What to work on — Look through the material below and count the lines with the string "banques". Report only the count.
________________________
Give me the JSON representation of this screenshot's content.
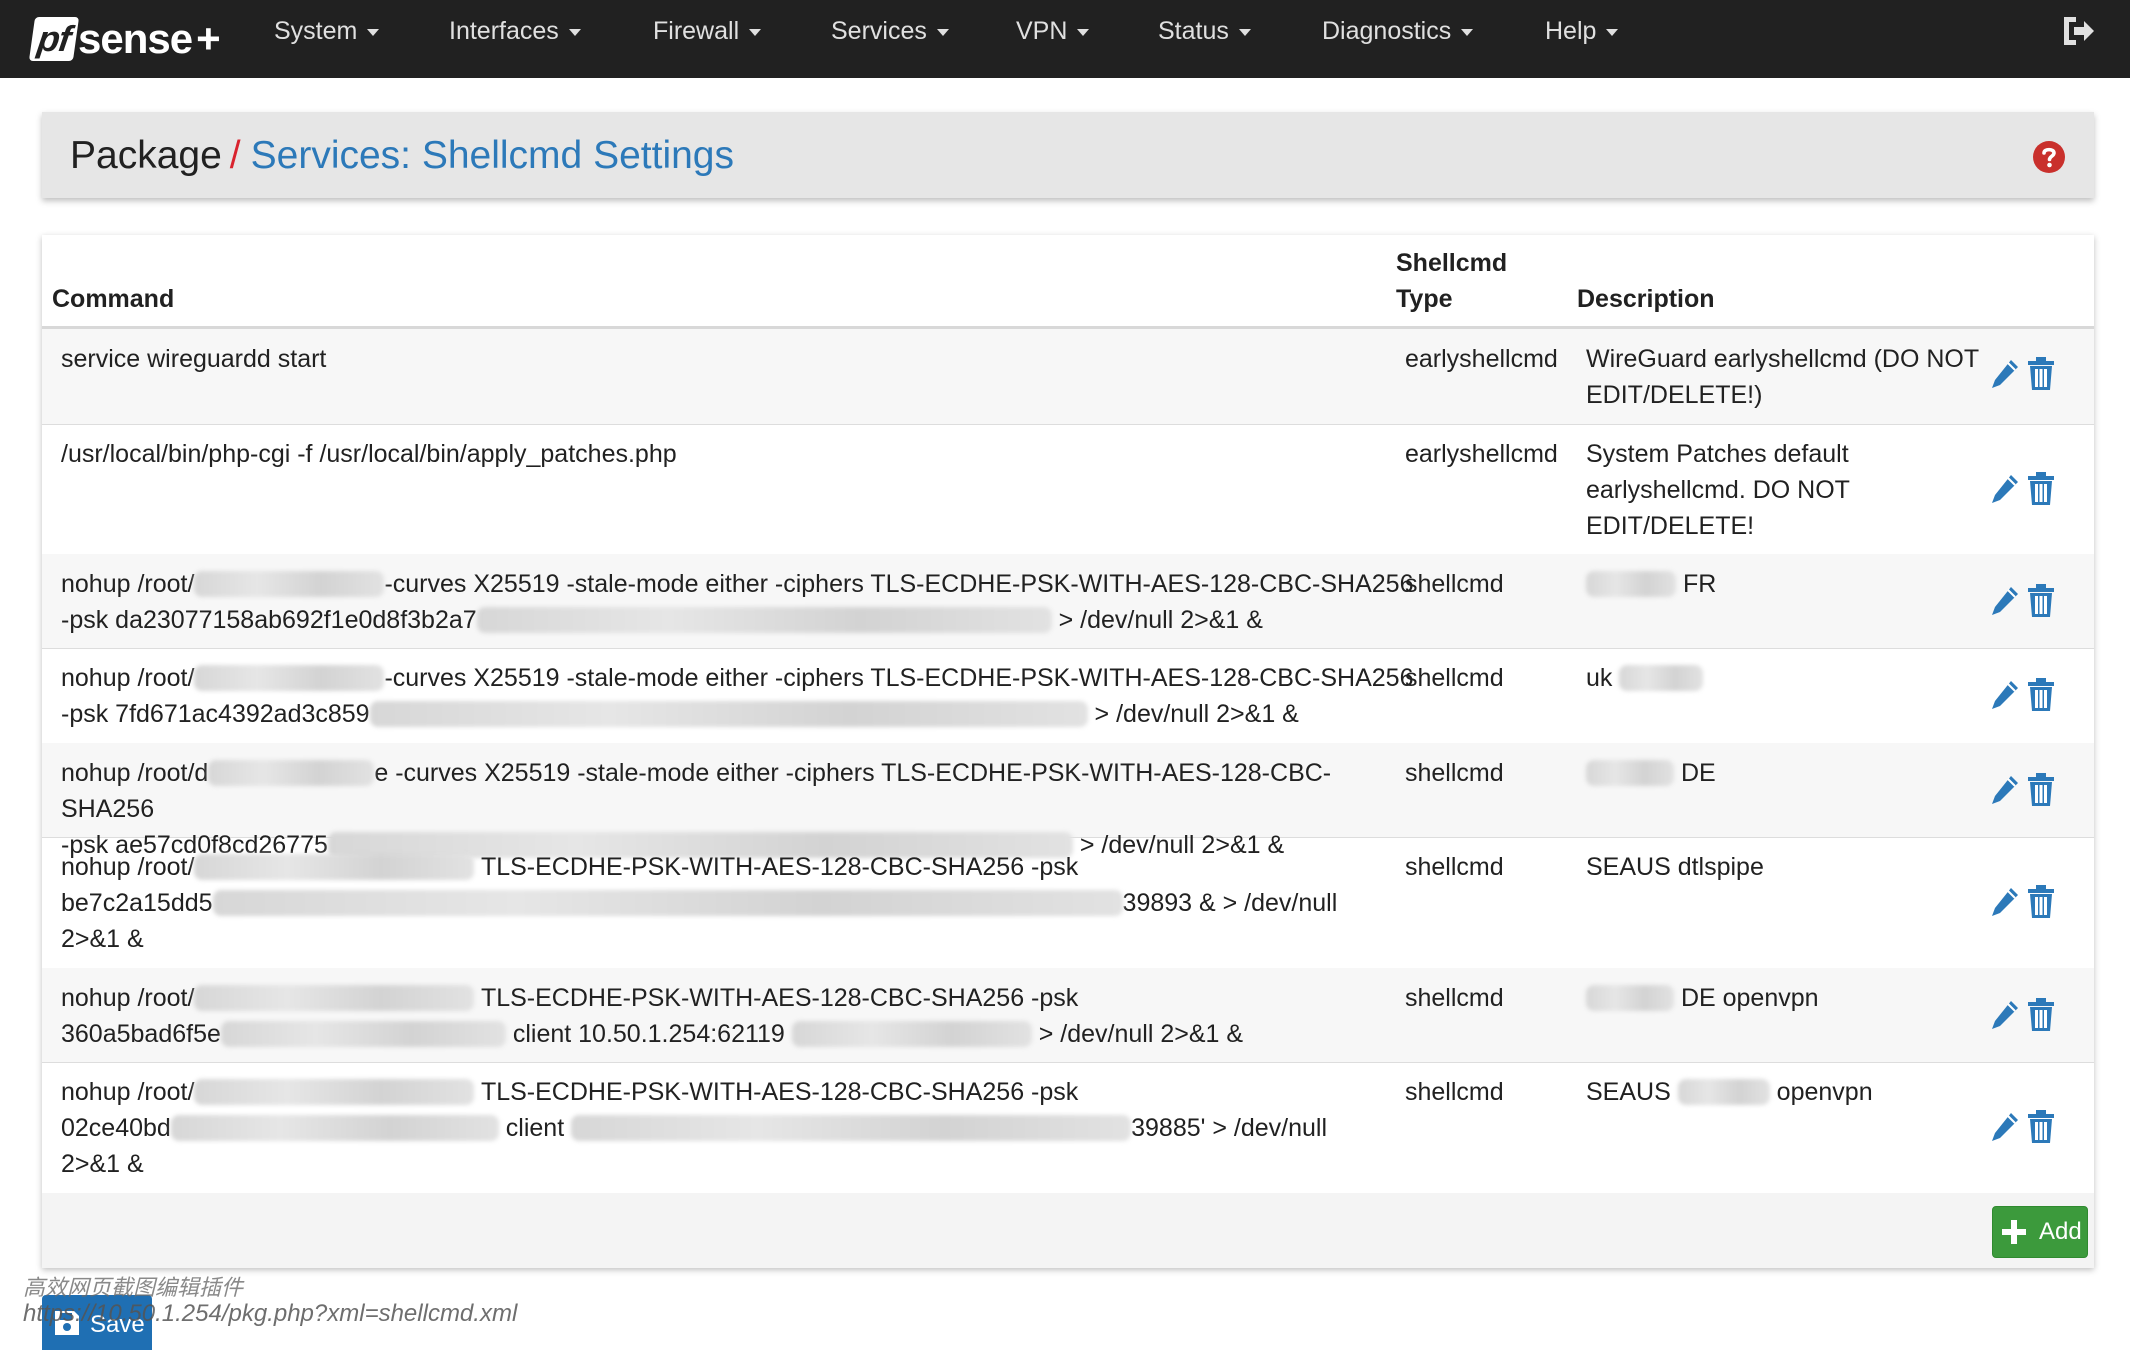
{
  "navbar": {
    "logo": {
      "pf": "pf",
      "sense": "sense",
      "plus": "+"
    },
    "menu": [
      {
        "label": "System"
      },
      {
        "label": "Interfaces"
      },
      {
        "label": "Firewall"
      },
      {
        "label": "Services"
      },
      {
        "label": "VPN"
      },
      {
        "label": "Status"
      },
      {
        "label": "Diagnostics"
      },
      {
        "label": "Help"
      }
    ],
    "logout_icon": "logout-icon"
  },
  "breadcrumb": {
    "root": "Package",
    "separator": "/",
    "current": "Services: Shellcmd Settings",
    "help_icon": "question-circle-icon"
  },
  "table": {
    "headers": {
      "command": "Command",
      "type_line1": "Shellcmd",
      "type_line2": "Type",
      "description": "Description"
    },
    "rows": [
      {
        "cmd": [
          "service wireguardd start"
        ],
        "type": "earlyshellcmd",
        "desc": [
          "WireGuard earlyshellcmd (DO NOT",
          "EDIT/DELETE!)"
        ]
      },
      {
        "cmd": [
          "/usr/local/bin/php-cgi -f /usr/local/bin/apply_patches.php"
        ],
        "type": "earlyshellcmd",
        "desc": [
          "System Patches default",
          "earlyshellcmd. DO NOT",
          "EDIT/DELETE!"
        ]
      },
      {
        "cmd_a": "nohup /root/",
        "cmd_b": "-curves X25519 -stale-mode either -ciphers TLS-ECDHE-PSK-WITH-AES-128-CBC-SHA256",
        "cmd_c": "-psk da23077158ab692f1e0d8f3b2a7",
        "cmd_d": "> /dev/null 2>&1 &",
        "type": "shellcmd",
        "desc_a": "FR"
      },
      {
        "cmd_a": "nohup /root/",
        "cmd_b": "-curves X25519 -stale-mode either -ciphers TLS-ECDHE-PSK-WITH-AES-128-CBC-SHA256",
        "cmd_c": "-psk 7fd671ac4392ad3c859",
        "cmd_d": "> /dev/null 2>&1 &",
        "type": "shellcmd",
        "desc_a": "uk"
      },
      {
        "cmd_a": "nohup /root/d",
        "cmd_b": "e -curves X25519 -stale-mode either -ciphers TLS-ECDHE-PSK-WITH-AES-128-CBC-SHA256",
        "cmd_c": "-psk ae57cd0f8cd26775",
        "cmd_d": "> /dev/null 2>&1 &",
        "type": "shellcmd",
        "desc_a": "DE"
      },
      {
        "cmd_a": "nohup /root/",
        "cmd_b": "TLS-ECDHE-PSK-WITH-AES-128-CBC-SHA256 -psk",
        "cmd_c": "be7c2a15dd5",
        "cmd_d": "39893 & > /dev/null",
        "cmd_e": "2>&1 &",
        "type": "shellcmd",
        "desc_a": "SEAUS dtlspipe"
      },
      {
        "cmd_a": "nohup /root/",
        "cmd_b": "TLS-ECDHE-PSK-WITH-AES-128-CBC-SHA256 -psk",
        "cmd_c": "360a5bad6f5e",
        "cmd_d": "client 10.50.1.254:62119",
        "cmd_e": "> /dev/null 2>&1 &",
        "type": "shellcmd",
        "desc_a": "DE openvpn"
      },
      {
        "cmd_a": "nohup /root/",
        "cmd_b": "TLS-ECDHE-PSK-WITH-AES-128-CBC-SHA256 -psk",
        "cmd_c": "02ce40bd",
        "cmd_d": "client",
        "cmd_e": "39885' > /dev/null",
        "cmd_f": "2>&1 &",
        "type": "shellcmd",
        "desc_a": "SEAUS",
        "desc_b": "openvpn"
      }
    ],
    "add_label": "Add"
  },
  "bottom": {
    "save_label": "Save",
    "watermark": "高效网页截图编辑插件",
    "status_url": "https://10.50.1.254/pkg.php?xml=shellcmd.xml"
  },
  "colors": {
    "navbar_bg": "#212121",
    "link_blue": "#2c79b9",
    "crumb_separator": "#d9232e",
    "add_green": "#3c9a3c",
    "save_blue": "#1f6fb3",
    "help_red": "#c9302c"
  }
}
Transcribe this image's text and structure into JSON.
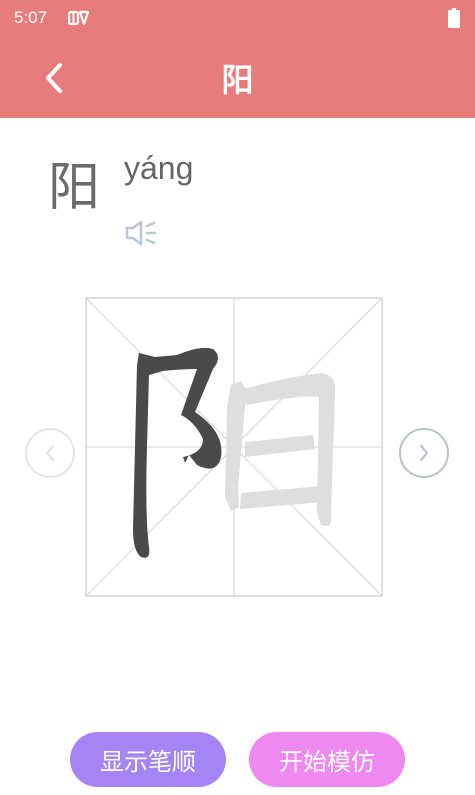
{
  "status_bar": {
    "time": "5:07"
  },
  "header": {
    "title": "阳"
  },
  "character": {
    "char": "阳",
    "pinyin": "yáng"
  },
  "actions": {
    "show_stroke_order": "显示笔顺",
    "start_imitate": "开始模仿"
  },
  "colors": {
    "header_bg": "#e77c7b",
    "button_show": "#a784f4",
    "button_imitate": "#ed89f0",
    "stroke_done": "#4a4a4a",
    "stroke_pending": "#dcdcdc"
  },
  "icons": [
    "app-notification-icon",
    "battery-icon",
    "back-arrow-icon",
    "speaker-icon",
    "chevron-left-icon",
    "chevron-right-icon"
  ]
}
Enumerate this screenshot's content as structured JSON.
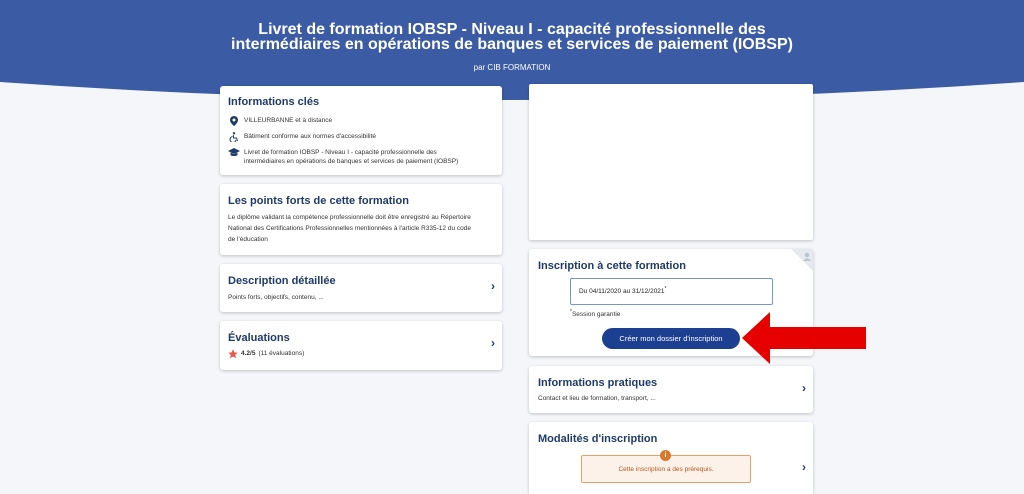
{
  "header": {
    "title_line1": "Livret de formation IOBSP - Niveau I - capacité professionnelle des",
    "title_line2": "intermédiaires en opérations de banques et services de paiement (IOBSP)",
    "byline": "par CIB FORMATION"
  },
  "info_cles": {
    "title": "Informations clés",
    "location": "VILLEURBANNE et à distance",
    "accessibility": "Bâtiment conforme aux normes d'accessibilité",
    "diploma_line1": "Livret de formation IOBSP - Niveau I - capacité professionnelle des",
    "diploma_line2": "intermédiaires en opérations de banques et services de paiement (IOBSP)"
  },
  "points_forts": {
    "title": "Les points forts de cette formation",
    "line1": "Le diplôme validant la compétence professionnelle doit être enregistré au Répertoire",
    "line2": "National des Certifications Professionnelles mentionnées à l'article R335-12 du code",
    "line3": "de l'éducation"
  },
  "description": {
    "title": "Description détaillée",
    "subtitle": "Points forts, objectifs, contenu, ..."
  },
  "evaluations": {
    "title": "Évaluations",
    "rating": "4.2/5",
    "count": "(11 évaluations)"
  },
  "inscription": {
    "title": "Inscription à cette formation",
    "session_dates": "Du 04/11/2020 au 31/12/2021",
    "asterisk": "*",
    "session_note": "Session garantie",
    "cta_label": "Créer mon dossier d'inscription"
  },
  "infos_pratiques": {
    "title": "Informations pratiques",
    "subtitle": "Contact et lieu de formation, transport, ..."
  },
  "modalites": {
    "title": "Modalités d'inscription",
    "warning_icon": "i",
    "warning": "Cette inscription a des prérequis."
  },
  "chevron": "›",
  "colors": {
    "banner": "#3b5ba5",
    "title_text": "#1f3a68",
    "cta": "#1d3f91",
    "star": "#e8574f",
    "warning_border": "#e9a06a",
    "warning_text": "#b4571d",
    "annotation_arrow": "#e60000"
  }
}
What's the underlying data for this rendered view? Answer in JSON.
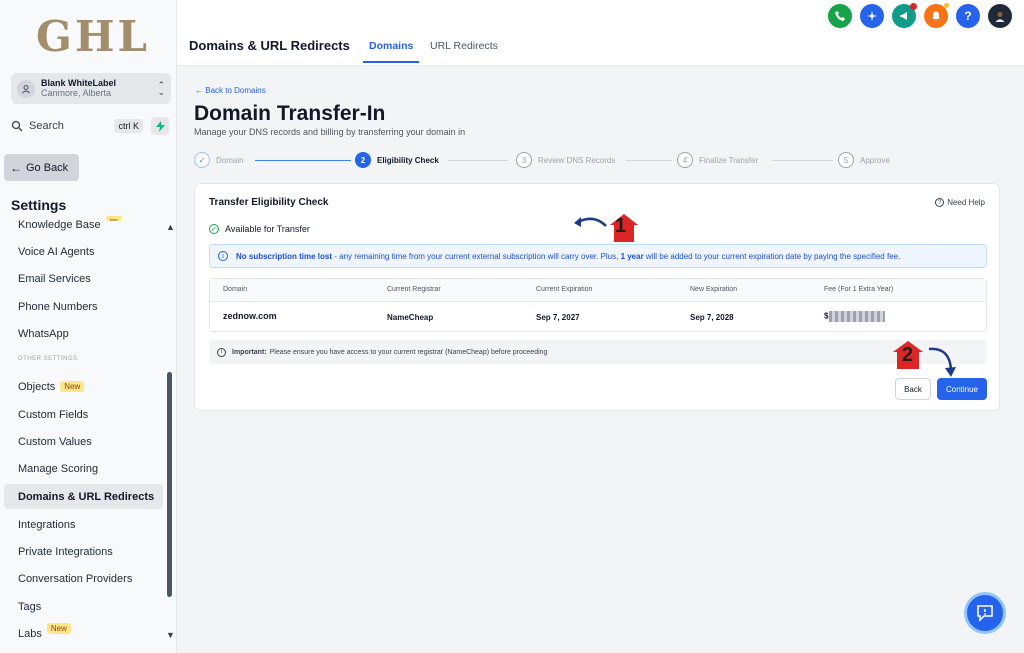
{
  "sidebar": {
    "logo": "GHL",
    "account": {
      "name": "Blank WhiteLabel",
      "location": "Canmore, Alberta"
    },
    "search": {
      "label": "Search",
      "shortcut": "ctrl K"
    },
    "go_back": "Go Back",
    "settings_title": "Settings",
    "section_other": "OTHER SETTINGS",
    "badge_new": "New",
    "items": [
      {
        "label": "Knowledge Base"
      },
      {
        "label": "Voice AI Agents"
      },
      {
        "label": "Email Services"
      },
      {
        "label": "Phone Numbers"
      },
      {
        "label": "WhatsApp"
      },
      {
        "label": "Objects"
      },
      {
        "label": "Custom Fields"
      },
      {
        "label": "Custom Values"
      },
      {
        "label": "Manage Scoring"
      },
      {
        "label": "Domains & URL Redirects"
      },
      {
        "label": "Integrations"
      },
      {
        "label": "Private Integrations"
      },
      {
        "label": "Conversation Providers"
      },
      {
        "label": "Tags"
      },
      {
        "label": "Labs"
      }
    ]
  },
  "header": {
    "title": "Domains & URL Redirects",
    "tabs": [
      {
        "label": "Domains"
      },
      {
        "label": "URL Redirects"
      }
    ],
    "icons": [
      "phone-icon",
      "sparkle-icon",
      "megaphone-icon",
      "bell-icon",
      "help-icon",
      "user-avatar"
    ],
    "help_glyph": "?"
  },
  "main": {
    "back_link": "Back to Domains",
    "title": "Domain Transfer-In",
    "subtitle": "Manage your DNS records and billing by transferring your domain in",
    "steps": [
      {
        "num": "✓",
        "label": "Domain"
      },
      {
        "num": "2",
        "label": "Eligibility Check"
      },
      {
        "num": "3",
        "label": "Review DNS Records"
      },
      {
        "num": "4",
        "label": "Finalize Transfer"
      },
      {
        "num": "5",
        "label": "Approve"
      }
    ],
    "card": {
      "title": "Transfer Eligibility Check",
      "need_help": "Need Help",
      "available": "Available for Transfer",
      "info_bold": "No subscription time lost",
      "info_text_1": " - any remaining time from your current external subscription will carry over. Plus, ",
      "info_bold_2": "1 year",
      "info_text_2": " will be added to your current expiration date by paying the specified fee.",
      "table": {
        "headers": [
          "Domain",
          "Current Registrar",
          "Current Expiration",
          "New Expiration",
          "Fee (For 1 Extra Year)"
        ],
        "row": {
          "domain": "zednow.com",
          "registrar": "NameCheap",
          "current_exp": "Sep 7, 2027",
          "new_exp": "Sep 7, 2028",
          "fee_prefix": "$"
        }
      },
      "important_label": "Important:",
      "important_text": "Please ensure you have access to your current registrar (NameCheap) before proceeding",
      "back_button": "Back",
      "continue_button": "Continue"
    },
    "annotations": {
      "one": "1",
      "two": "2"
    }
  },
  "colors": {
    "primary": "#2563eb",
    "annotation_red": "#dc2626",
    "annotation_arrow": "#1e3a8a",
    "logo_gold": "#a38d6b"
  }
}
________________________
Correct answer — 2